* GIVEN PROBLEM
Only the number is wanted: count the lines in the data with "Vidēji" in them.

══ MATERIAL ══

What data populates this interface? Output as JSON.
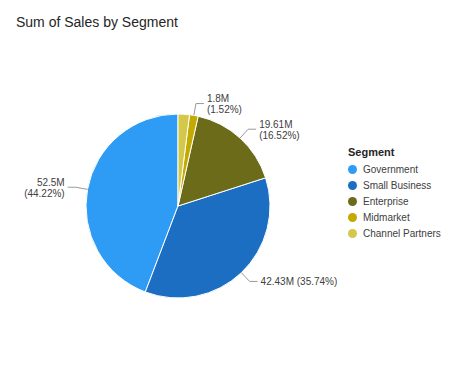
{
  "chart_data": {
    "type": "pie",
    "title": "Sum of Sales by Segment",
    "categories": [
      "Government",
      "Small Business",
      "Enterprise",
      "Midmarket",
      "Channel Partners"
    ],
    "values": [
      44.22,
      35.74,
      16.52,
      1.52,
      2.0
    ],
    "value_labels": [
      "52.5M\n(44.22%)",
      "42.43M (35.74%)",
      "19.61M\n(16.52%)",
      "1.8M\n(1.52%)",
      null
    ],
    "colors": [
      "#2E9BF5",
      "#1B6EC2",
      "#6B6B1A",
      "#C4A900",
      "#D4C84A"
    ],
    "legend_title": "Segment",
    "legend": "right",
    "data_labels": true
  }
}
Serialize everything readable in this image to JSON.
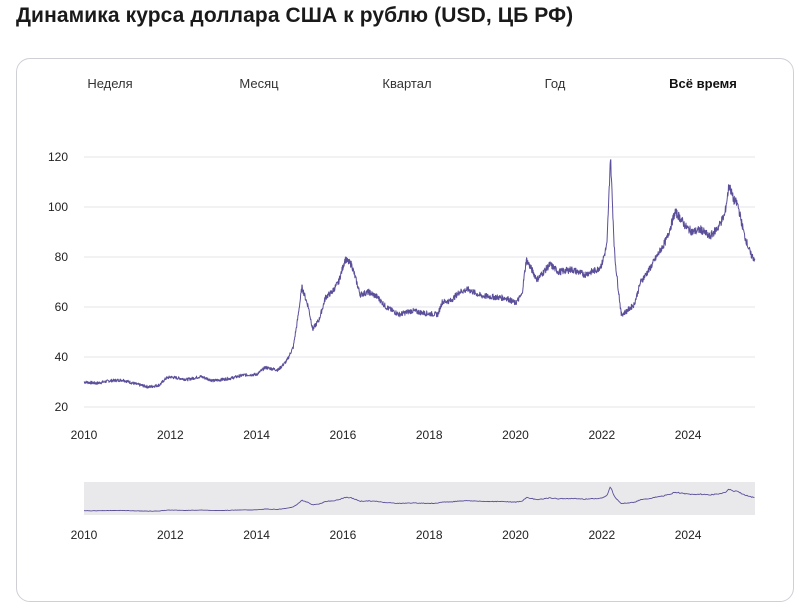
{
  "page": {
    "title": "Динамика курса доллара США к рублю (USD, ЦБ РФ)"
  },
  "tabs": [
    {
      "label": "Неделя",
      "active": false
    },
    {
      "label": "Месяц",
      "active": false
    },
    {
      "label": "Квартал",
      "active": false
    },
    {
      "label": "Год",
      "active": false
    },
    {
      "label": "Всё время",
      "active": true
    }
  ],
  "colors": {
    "line": "#5b4f9a",
    "grid": "#e6e6ea",
    "navigator_bg": "#e9e9ec",
    "card_border": "#cfcfd6"
  },
  "chart_data": {
    "type": "line",
    "title": "Динамика курса доллара США к рублю (USD, ЦБ РФ)",
    "xlabel": "",
    "ylabel": "",
    "xlim": [
      2010.0,
      2025.55
    ],
    "ylim": [
      20,
      120
    ],
    "yticks": [
      20,
      40,
      60,
      80,
      100,
      120
    ],
    "xticks": [
      2010,
      2012,
      2014,
      2016,
      2018,
      2020,
      2022,
      2024
    ],
    "grid": true,
    "legend": "none",
    "series": [
      {
        "values_note_free": true,
        "x": [
          2010.0,
          2010.3,
          2010.6,
          2010.9,
          2011.2,
          2011.5,
          2011.75,
          2011.9,
          2012.0,
          2012.4,
          2012.7,
          2013.0,
          2013.4,
          2013.7,
          2014.0,
          2014.2,
          2014.5,
          2014.7,
          2014.85,
          2014.95,
          2015.05,
          2015.2,
          2015.3,
          2015.45,
          2015.6,
          2015.75,
          2015.9,
          2016.05,
          2016.2,
          2016.4,
          2016.6,
          2016.8,
          2017.0,
          2017.3,
          2017.6,
          2017.9,
          2018.2,
          2018.3,
          2018.5,
          2018.7,
          2018.9,
          2019.2,
          2019.5,
          2019.8,
          2020.0,
          2020.15,
          2020.25,
          2020.5,
          2020.8,
          2021.0,
          2021.3,
          2021.6,
          2021.9,
          2022.0,
          2022.12,
          2022.2,
          2022.3,
          2022.45,
          2022.55,
          2022.75,
          2022.9,
          2023.1,
          2023.3,
          2023.5,
          2023.7,
          2023.8,
          2023.95,
          2024.1,
          2024.3,
          2024.5,
          2024.7,
          2024.85,
          2024.95,
          2025.05,
          2025.15,
          2025.3,
          2025.45,
          2025.55
        ],
        "y": [
          30.0,
          29.5,
          30.5,
          30.8,
          29.2,
          28.0,
          28.8,
          31.5,
          32.0,
          31.0,
          32.2,
          30.5,
          31.5,
          32.8,
          33.0,
          35.8,
          34.8,
          38.5,
          44.0,
          55.0,
          68.0,
          60.0,
          51.0,
          55.0,
          64.0,
          66.0,
          70.0,
          79.0,
          77.0,
          65.0,
          66.0,
          64.0,
          60.0,
          57.0,
          58.5,
          57.5,
          57.0,
          62.0,
          62.5,
          66.0,
          67.0,
          64.5,
          64.0,
          63.5,
          61.5,
          65.0,
          79.0,
          71.0,
          77.0,
          74.0,
          75.0,
          73.0,
          75.0,
          77.0,
          85.0,
          120.0,
          80.0,
          57.0,
          58.0,
          61.0,
          70.0,
          75.0,
          81.0,
          87.0,
          98.0,
          96.0,
          92.0,
          90.0,
          91.0,
          88.0,
          92.0,
          97.0,
          109.0,
          103.0,
          101.0,
          89.0,
          81.0,
          79.0
        ]
      }
    ]
  },
  "navigator": {
    "xticks": [
      2010,
      2012,
      2014,
      2016,
      2018,
      2020,
      2022,
      2024
    ]
  }
}
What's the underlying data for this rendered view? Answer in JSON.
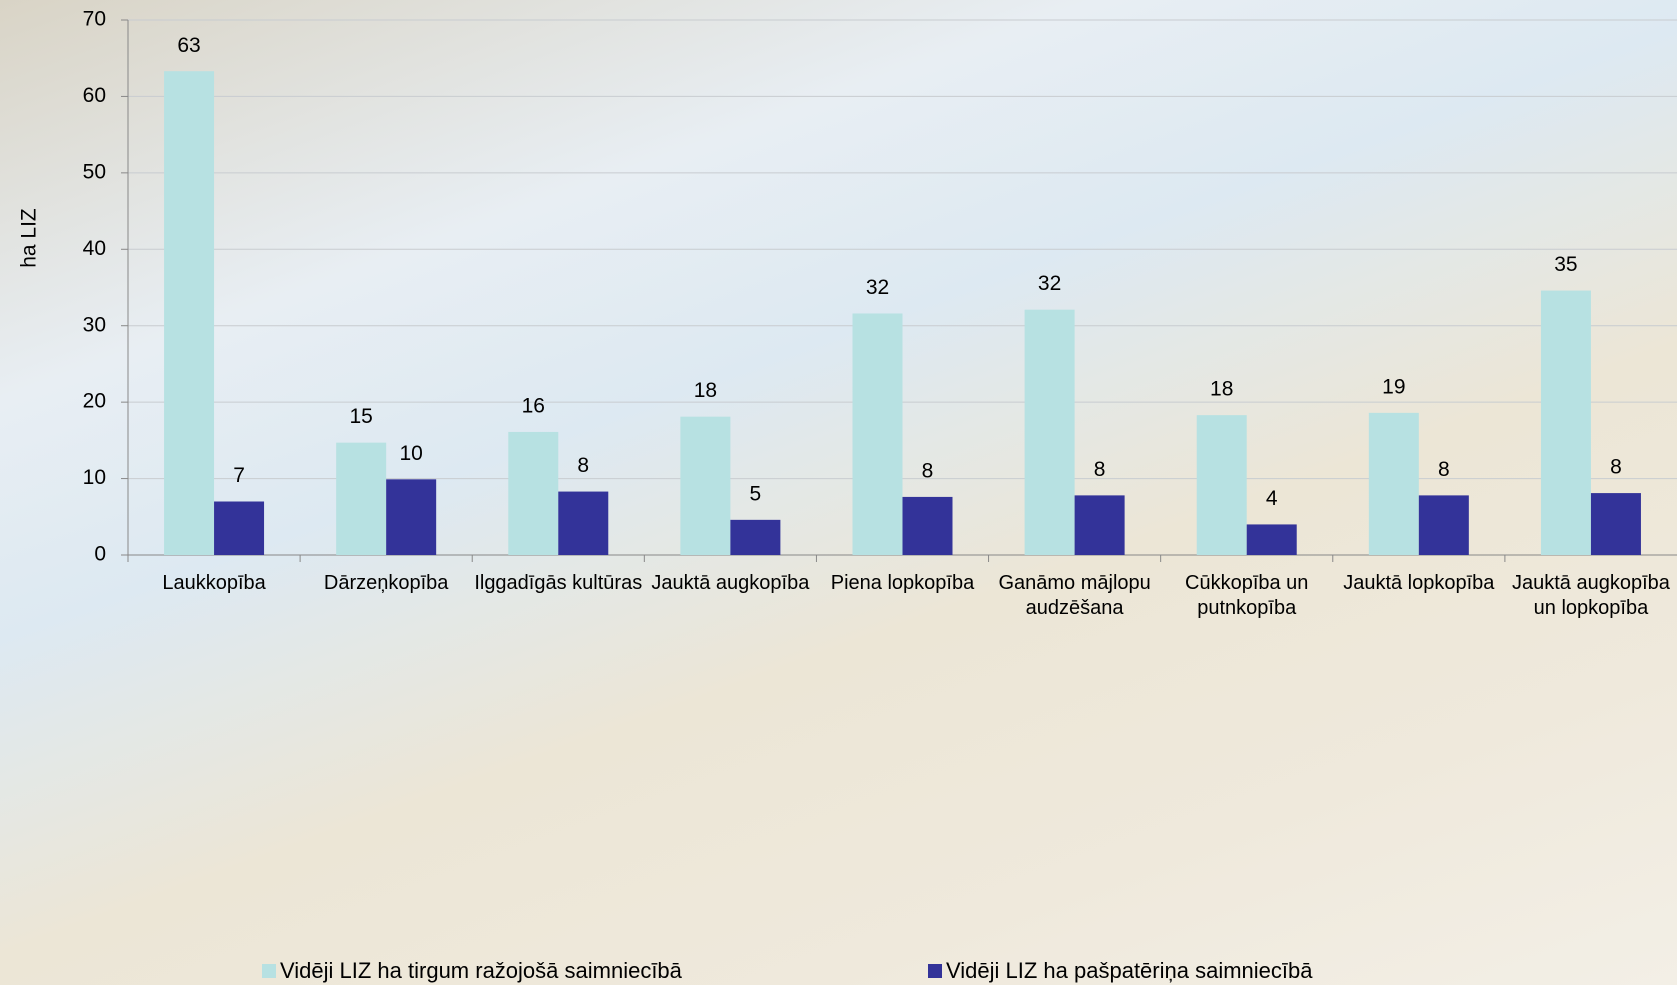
{
  "chart_data": {
    "type": "bar",
    "y_label": "ha LIZ",
    "categories": [
      "Laukkopība",
      "Dārzeņkopība",
      "Ilggadīgās kultūras",
      "Jauktā augkopība",
      "Piena lopkopība",
      "Ganāmo mājlopu audzēšana",
      "Cūkkopība un putnkopība",
      "Jauktā lopkopība",
      "Jauktā augkopība un lopkopība"
    ],
    "series": [
      {
        "name": "Vidēji LIZ ha tirgum ražojošā saimniecībā",
        "color": "#b7e1e2",
        "values": [
          63.3,
          14.7,
          16.1,
          18.1,
          31.6,
          32.1,
          18.3,
          18.6,
          34.6
        ],
        "value_labels": [
          "63",
          "15",
          "16",
          "18",
          "32",
          "32",
          "18",
          "19",
          "35"
        ]
      },
      {
        "name": "Vidēji LIZ ha pašpatēriņa saimniecībā",
        "color": "#333399",
        "values": [
          7,
          9.9,
          8.3,
          4.6,
          7.6,
          7.8,
          4.0,
          7.8,
          8.1
        ],
        "value_labels": [
          "7",
          "10",
          "8",
          "5",
          "8",
          "8",
          "4",
          "8",
          "8"
        ]
      }
    ],
    "ylim": [
      0,
      70
    ],
    "yticks": [
      0,
      10,
      20,
      30,
      40,
      50,
      60,
      70
    ],
    "grid": true
  }
}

═══

* ANSWER FOR THIS EXERCISE
2